- Required work
Pick out each line below containing "произведений".

****************

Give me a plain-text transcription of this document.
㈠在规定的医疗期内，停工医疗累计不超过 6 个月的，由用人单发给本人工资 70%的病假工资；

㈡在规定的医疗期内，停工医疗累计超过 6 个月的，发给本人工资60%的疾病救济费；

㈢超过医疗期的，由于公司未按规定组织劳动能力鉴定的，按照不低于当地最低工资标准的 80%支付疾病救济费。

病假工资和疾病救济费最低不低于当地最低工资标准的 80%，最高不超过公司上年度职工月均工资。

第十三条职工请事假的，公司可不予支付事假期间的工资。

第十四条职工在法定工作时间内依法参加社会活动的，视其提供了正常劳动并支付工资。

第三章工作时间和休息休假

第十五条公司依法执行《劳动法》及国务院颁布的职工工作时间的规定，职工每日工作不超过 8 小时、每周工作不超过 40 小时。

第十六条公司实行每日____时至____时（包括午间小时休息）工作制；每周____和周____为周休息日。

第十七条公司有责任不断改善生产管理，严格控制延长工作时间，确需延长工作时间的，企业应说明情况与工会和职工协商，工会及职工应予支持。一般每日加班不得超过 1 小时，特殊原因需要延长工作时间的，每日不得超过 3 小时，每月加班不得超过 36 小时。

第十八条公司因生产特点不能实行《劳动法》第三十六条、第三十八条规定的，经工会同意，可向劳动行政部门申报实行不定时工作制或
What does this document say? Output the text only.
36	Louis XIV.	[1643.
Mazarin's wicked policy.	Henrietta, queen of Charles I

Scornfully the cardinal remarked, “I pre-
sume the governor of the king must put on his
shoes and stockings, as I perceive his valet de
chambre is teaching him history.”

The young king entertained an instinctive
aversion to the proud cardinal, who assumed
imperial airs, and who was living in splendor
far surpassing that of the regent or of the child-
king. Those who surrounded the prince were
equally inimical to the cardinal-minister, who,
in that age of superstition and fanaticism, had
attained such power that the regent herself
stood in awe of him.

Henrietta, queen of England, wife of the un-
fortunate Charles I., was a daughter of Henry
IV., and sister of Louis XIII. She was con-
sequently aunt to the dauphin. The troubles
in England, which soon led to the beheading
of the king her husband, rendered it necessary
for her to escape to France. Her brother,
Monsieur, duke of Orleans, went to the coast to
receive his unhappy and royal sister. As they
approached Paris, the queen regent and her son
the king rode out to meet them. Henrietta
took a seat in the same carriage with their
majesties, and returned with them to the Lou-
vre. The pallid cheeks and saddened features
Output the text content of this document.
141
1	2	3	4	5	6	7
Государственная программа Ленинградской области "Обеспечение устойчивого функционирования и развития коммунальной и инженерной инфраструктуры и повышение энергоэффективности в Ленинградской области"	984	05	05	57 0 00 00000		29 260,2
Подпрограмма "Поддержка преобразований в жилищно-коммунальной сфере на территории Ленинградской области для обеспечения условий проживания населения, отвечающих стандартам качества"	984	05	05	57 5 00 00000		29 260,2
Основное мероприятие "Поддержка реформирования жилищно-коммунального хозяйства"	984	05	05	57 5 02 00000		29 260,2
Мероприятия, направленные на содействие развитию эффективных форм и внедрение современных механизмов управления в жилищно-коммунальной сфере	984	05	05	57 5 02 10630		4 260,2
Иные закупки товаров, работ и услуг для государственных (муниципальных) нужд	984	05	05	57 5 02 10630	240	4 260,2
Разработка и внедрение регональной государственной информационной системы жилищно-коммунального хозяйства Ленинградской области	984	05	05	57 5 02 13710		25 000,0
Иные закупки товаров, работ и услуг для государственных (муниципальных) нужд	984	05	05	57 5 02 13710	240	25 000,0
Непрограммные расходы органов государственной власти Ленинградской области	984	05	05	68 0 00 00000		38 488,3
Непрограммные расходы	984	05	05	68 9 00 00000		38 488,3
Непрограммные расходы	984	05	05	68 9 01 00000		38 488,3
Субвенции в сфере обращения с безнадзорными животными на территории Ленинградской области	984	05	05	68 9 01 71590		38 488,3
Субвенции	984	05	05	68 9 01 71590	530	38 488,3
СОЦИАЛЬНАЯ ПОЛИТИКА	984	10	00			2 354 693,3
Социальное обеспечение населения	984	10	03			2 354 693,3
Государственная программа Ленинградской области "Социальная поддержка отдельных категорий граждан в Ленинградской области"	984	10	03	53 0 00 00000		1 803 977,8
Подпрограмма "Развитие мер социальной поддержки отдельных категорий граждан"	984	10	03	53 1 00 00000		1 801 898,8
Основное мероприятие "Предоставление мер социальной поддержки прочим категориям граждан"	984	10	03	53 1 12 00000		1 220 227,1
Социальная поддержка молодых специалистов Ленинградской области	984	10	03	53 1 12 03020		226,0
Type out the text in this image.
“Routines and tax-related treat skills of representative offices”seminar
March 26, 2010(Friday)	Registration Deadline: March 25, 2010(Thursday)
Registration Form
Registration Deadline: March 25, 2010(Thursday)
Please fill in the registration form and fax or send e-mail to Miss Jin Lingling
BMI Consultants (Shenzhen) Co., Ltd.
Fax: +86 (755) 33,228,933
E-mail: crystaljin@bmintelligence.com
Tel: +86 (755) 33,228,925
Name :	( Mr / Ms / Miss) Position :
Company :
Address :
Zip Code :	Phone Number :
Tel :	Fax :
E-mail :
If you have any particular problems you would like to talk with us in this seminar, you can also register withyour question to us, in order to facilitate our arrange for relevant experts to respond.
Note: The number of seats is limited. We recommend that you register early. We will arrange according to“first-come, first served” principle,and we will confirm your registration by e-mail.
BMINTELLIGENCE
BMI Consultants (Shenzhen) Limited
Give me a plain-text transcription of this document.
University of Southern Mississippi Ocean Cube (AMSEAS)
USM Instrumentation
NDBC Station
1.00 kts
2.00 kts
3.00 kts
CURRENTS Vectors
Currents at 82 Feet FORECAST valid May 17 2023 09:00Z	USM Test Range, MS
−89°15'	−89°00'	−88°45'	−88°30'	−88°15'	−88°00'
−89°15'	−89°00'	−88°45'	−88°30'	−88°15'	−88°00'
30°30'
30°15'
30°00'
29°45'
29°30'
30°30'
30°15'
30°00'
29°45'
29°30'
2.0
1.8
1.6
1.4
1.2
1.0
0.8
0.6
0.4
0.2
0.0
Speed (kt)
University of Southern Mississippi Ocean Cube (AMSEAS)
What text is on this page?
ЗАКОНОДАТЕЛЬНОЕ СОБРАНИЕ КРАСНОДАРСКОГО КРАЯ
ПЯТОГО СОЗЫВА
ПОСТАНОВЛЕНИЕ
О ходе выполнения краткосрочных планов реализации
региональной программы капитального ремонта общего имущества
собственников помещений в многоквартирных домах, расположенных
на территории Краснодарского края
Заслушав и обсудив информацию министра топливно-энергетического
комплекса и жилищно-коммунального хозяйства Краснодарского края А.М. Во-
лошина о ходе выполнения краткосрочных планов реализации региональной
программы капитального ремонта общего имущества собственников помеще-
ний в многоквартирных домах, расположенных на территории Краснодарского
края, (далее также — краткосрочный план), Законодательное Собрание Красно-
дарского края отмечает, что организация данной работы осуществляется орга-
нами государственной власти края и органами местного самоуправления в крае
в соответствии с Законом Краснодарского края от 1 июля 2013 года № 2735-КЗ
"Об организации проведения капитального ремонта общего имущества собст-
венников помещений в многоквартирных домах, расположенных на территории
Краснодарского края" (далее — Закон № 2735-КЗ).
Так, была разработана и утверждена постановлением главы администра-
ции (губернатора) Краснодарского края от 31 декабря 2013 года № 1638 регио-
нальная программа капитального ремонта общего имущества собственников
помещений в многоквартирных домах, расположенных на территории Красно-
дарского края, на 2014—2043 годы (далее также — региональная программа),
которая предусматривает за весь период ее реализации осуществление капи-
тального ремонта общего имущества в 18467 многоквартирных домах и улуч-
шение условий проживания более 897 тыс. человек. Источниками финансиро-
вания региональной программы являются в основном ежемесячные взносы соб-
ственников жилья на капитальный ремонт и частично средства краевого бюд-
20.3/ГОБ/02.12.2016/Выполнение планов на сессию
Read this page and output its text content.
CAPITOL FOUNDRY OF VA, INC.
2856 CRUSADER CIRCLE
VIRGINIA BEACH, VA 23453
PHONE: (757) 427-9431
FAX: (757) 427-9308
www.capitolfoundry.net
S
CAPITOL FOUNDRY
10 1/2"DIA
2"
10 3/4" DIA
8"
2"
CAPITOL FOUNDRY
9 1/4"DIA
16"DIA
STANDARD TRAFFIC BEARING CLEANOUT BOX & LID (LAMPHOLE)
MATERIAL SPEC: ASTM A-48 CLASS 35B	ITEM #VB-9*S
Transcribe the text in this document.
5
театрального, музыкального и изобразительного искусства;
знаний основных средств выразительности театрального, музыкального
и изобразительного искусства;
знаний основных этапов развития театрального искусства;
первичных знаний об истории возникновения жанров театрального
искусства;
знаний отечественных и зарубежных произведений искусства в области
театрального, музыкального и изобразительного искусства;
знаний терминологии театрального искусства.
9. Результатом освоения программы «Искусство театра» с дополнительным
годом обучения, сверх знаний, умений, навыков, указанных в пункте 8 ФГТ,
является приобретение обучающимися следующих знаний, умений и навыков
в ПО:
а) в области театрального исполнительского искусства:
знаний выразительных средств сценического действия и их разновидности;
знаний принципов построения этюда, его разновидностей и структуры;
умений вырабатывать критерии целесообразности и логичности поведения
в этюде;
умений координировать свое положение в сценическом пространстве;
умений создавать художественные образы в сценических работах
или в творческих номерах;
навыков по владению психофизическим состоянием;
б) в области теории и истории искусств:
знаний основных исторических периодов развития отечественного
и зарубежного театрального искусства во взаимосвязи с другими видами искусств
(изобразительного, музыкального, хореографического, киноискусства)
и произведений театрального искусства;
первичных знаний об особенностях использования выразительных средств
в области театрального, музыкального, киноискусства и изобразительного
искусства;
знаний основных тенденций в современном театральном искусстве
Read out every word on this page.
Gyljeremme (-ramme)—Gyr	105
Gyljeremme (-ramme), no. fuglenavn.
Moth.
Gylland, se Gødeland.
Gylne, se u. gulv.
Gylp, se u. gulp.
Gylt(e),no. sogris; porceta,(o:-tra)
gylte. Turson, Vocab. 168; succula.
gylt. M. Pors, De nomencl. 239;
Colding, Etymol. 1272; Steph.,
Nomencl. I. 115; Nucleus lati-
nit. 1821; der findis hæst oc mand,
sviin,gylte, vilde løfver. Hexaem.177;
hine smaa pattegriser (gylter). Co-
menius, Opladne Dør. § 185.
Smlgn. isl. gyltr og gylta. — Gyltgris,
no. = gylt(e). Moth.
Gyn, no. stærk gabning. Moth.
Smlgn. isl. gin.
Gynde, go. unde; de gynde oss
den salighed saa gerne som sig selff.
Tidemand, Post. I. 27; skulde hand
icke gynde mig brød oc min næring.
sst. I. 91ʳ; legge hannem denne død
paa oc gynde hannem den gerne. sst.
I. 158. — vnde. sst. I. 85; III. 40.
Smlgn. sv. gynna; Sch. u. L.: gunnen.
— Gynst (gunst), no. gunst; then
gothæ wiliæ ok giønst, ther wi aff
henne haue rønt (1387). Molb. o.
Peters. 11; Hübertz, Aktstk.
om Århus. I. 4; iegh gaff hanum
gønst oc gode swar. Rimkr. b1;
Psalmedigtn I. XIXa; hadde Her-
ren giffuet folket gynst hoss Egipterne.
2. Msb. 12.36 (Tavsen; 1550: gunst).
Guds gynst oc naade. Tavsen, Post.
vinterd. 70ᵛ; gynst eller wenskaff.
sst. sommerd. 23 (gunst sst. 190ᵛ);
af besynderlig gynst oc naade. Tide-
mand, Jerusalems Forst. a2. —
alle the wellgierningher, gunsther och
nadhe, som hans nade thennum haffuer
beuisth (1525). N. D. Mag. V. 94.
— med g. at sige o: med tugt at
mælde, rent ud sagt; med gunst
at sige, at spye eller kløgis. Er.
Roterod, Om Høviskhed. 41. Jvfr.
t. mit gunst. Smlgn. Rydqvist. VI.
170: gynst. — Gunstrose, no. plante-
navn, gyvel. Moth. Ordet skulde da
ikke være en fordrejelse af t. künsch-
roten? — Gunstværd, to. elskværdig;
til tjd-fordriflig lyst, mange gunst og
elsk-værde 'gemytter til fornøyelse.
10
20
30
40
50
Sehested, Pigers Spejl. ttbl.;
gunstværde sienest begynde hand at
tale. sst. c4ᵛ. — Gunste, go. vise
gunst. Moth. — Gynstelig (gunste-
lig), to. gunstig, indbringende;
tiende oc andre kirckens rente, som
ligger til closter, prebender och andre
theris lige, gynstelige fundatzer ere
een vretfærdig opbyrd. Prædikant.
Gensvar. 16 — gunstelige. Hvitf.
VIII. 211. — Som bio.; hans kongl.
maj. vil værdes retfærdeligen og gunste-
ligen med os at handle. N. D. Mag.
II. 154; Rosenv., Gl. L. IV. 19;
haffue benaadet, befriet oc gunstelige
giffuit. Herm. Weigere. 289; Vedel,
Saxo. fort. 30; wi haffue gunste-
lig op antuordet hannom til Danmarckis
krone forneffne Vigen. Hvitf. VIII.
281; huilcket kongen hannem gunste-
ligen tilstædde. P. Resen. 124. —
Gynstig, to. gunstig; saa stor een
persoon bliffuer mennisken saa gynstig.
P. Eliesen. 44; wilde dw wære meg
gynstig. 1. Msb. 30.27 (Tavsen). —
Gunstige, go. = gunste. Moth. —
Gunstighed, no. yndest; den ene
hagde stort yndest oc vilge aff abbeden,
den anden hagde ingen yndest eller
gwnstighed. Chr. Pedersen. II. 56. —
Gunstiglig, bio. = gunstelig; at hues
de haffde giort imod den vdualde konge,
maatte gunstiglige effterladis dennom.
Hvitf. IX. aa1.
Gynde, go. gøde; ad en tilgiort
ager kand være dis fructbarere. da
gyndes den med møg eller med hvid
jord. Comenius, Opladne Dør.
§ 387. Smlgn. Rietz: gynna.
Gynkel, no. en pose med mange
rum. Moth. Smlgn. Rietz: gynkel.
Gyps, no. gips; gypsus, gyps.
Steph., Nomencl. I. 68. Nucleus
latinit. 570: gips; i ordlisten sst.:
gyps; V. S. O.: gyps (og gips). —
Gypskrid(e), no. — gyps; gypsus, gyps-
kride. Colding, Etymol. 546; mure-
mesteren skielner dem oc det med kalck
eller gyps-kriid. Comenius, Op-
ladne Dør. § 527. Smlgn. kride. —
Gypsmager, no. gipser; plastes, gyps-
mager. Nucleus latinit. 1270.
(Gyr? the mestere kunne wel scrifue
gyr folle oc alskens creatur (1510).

****************

- Solution
знаний отечественных и зарубежных произведений искусства в области
и произведений театрального искусства;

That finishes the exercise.